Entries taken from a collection
—————
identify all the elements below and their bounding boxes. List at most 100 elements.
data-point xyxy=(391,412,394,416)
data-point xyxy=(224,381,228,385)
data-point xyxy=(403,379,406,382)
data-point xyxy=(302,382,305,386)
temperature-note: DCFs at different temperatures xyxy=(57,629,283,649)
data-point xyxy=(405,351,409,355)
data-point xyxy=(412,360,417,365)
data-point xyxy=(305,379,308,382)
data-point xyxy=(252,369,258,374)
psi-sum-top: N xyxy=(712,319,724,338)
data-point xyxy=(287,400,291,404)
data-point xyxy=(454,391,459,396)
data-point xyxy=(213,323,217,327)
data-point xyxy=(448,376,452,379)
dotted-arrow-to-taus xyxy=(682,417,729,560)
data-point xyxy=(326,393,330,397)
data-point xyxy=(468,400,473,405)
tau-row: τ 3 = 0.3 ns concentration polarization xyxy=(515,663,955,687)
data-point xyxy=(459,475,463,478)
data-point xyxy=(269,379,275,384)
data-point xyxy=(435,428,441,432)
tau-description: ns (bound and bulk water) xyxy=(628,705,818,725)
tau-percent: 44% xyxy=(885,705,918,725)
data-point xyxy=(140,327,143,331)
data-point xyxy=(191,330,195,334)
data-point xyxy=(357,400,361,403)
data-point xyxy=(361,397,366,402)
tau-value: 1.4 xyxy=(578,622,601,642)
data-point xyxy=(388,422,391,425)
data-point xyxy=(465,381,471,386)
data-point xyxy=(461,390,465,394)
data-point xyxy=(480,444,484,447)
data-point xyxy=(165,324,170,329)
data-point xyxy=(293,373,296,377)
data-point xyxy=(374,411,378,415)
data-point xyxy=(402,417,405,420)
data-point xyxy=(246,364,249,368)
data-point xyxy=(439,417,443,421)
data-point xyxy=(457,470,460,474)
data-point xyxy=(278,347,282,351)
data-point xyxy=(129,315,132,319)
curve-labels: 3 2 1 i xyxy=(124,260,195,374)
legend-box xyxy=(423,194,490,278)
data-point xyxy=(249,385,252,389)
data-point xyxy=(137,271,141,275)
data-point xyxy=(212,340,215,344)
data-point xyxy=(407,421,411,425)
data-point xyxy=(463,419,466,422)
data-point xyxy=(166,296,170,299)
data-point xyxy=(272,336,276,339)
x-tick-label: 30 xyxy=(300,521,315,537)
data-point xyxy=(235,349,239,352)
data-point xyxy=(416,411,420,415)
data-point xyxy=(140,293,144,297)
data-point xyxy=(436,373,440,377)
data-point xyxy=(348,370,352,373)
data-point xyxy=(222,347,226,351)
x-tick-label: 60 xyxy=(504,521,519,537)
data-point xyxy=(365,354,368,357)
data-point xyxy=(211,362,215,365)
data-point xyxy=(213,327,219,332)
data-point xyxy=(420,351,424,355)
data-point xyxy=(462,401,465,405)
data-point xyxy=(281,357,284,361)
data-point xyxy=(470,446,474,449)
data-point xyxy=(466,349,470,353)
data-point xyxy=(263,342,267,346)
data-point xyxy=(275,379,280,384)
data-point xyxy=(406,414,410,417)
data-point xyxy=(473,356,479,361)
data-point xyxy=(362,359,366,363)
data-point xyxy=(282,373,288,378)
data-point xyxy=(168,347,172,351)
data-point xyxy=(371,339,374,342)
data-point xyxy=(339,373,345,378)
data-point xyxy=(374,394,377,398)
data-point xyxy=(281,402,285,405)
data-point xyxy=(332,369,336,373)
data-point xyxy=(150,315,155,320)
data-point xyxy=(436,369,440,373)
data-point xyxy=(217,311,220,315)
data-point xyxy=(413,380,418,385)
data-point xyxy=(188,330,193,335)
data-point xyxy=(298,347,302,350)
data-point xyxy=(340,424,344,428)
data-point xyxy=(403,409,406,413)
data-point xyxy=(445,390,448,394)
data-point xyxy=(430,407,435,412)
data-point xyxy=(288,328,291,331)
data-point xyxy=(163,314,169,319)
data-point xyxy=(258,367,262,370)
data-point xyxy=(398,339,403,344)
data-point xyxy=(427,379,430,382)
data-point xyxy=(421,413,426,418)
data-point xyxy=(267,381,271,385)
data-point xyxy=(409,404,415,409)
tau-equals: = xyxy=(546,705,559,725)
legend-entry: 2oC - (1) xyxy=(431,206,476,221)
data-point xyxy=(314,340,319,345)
—————
[INSTRUCTIONS TO FOLLOW] Reproduce every line of the entries above, keeping each one unchanged and in the same order.

[RESPONSE TO THIS TASK]
identify all the elements below and their bounding boxes. List at most 100 elements.
data-point xyxy=(391,412,394,416)
data-point xyxy=(224,381,228,385)
data-point xyxy=(403,379,406,382)
data-point xyxy=(302,382,305,386)
temperature-note: DCFs at different temperatures xyxy=(57,629,283,649)
data-point xyxy=(405,351,409,355)
data-point xyxy=(412,360,417,365)
data-point xyxy=(305,379,308,382)
data-point xyxy=(252,369,258,374)
psi-sum-top: N xyxy=(712,319,724,338)
data-point xyxy=(287,400,291,404)
data-point xyxy=(454,391,459,396)
data-point xyxy=(213,323,217,327)
data-point xyxy=(448,376,452,379)
dotted-arrow-to-taus xyxy=(682,417,729,560)
data-point xyxy=(326,393,330,397)
data-point xyxy=(468,400,473,405)
tau-row: τ 3 = 0.3 ns concentration polarization xyxy=(515,663,955,687)
data-point xyxy=(459,475,463,478)
data-point xyxy=(269,379,275,384)
data-point xyxy=(435,428,441,432)
tau-description: ns (bound and bulk water) xyxy=(628,705,818,725)
tau-percent: 44% xyxy=(885,705,918,725)
data-point xyxy=(140,327,143,331)
data-point xyxy=(191,330,195,334)
data-point xyxy=(357,400,361,403)
data-point xyxy=(361,397,366,402)
tau-value: 1.4 xyxy=(578,622,601,642)
data-point xyxy=(388,422,391,425)
data-point xyxy=(465,381,471,386)
data-point xyxy=(461,390,465,394)
data-point xyxy=(480,444,484,447)
data-point xyxy=(165,324,170,329)
data-point xyxy=(293,373,296,377)
data-point xyxy=(374,411,378,415)
data-point xyxy=(402,417,405,420)
data-point xyxy=(246,364,249,368)
data-point xyxy=(439,417,443,421)
data-point xyxy=(457,470,460,474)
data-point xyxy=(278,347,282,351)
data-point xyxy=(129,315,132,319)
curve-labels: 3 2 1 i xyxy=(124,260,195,374)
legend-box xyxy=(423,194,490,278)
data-point xyxy=(249,385,252,389)
data-point xyxy=(137,271,141,275)
data-point xyxy=(212,340,215,344)
data-point xyxy=(407,421,411,425)
data-point xyxy=(463,419,466,422)
data-point xyxy=(166,296,170,299)
data-point xyxy=(272,336,276,339)
x-tick-label: 30 xyxy=(300,521,315,537)
data-point xyxy=(235,349,239,352)
data-point xyxy=(416,411,420,415)
data-point xyxy=(140,293,144,297)
data-point xyxy=(436,373,440,377)
data-point xyxy=(348,370,352,373)
data-point xyxy=(222,347,226,351)
x-tick-label: 60 xyxy=(504,521,519,537)
data-point xyxy=(365,354,368,357)
data-point xyxy=(211,362,215,365)
data-point xyxy=(213,327,219,332)
data-point xyxy=(420,351,424,355)
data-point xyxy=(462,401,465,405)
data-point xyxy=(281,357,284,361)
data-point xyxy=(470,446,474,449)
data-point xyxy=(466,349,470,353)
data-point xyxy=(263,342,267,346)
data-point xyxy=(275,379,280,384)
data-point xyxy=(406,414,410,417)
data-point xyxy=(473,356,479,361)
data-point xyxy=(362,359,366,363)
data-point xyxy=(282,373,288,378)
data-point xyxy=(168,347,172,351)
data-point xyxy=(371,339,374,342)
data-point xyxy=(339,373,345,378)
data-point xyxy=(374,394,377,398)
data-point xyxy=(281,402,285,405)
data-point xyxy=(332,369,336,373)
data-point xyxy=(150,315,155,320)
data-point xyxy=(436,369,440,373)
data-point xyxy=(217,311,220,315)
data-point xyxy=(413,380,418,385)
data-point xyxy=(188,330,193,335)
data-point xyxy=(298,347,302,350)
data-point xyxy=(340,424,344,428)
data-point xyxy=(403,409,406,413)
data-point xyxy=(445,390,448,394)
data-point xyxy=(430,407,435,412)
data-point xyxy=(288,328,291,331)
data-point xyxy=(163,314,169,319)
data-point xyxy=(258,367,262,370)
data-point xyxy=(398,339,403,344)
data-point xyxy=(427,379,430,382)
data-point xyxy=(421,413,426,418)
data-point xyxy=(267,381,271,385)
data-point xyxy=(409,404,415,409)
tau-equals: = xyxy=(546,705,559,725)
legend-entry: 2oC - (1) xyxy=(431,206,476,221)
data-point xyxy=(314,340,319,345)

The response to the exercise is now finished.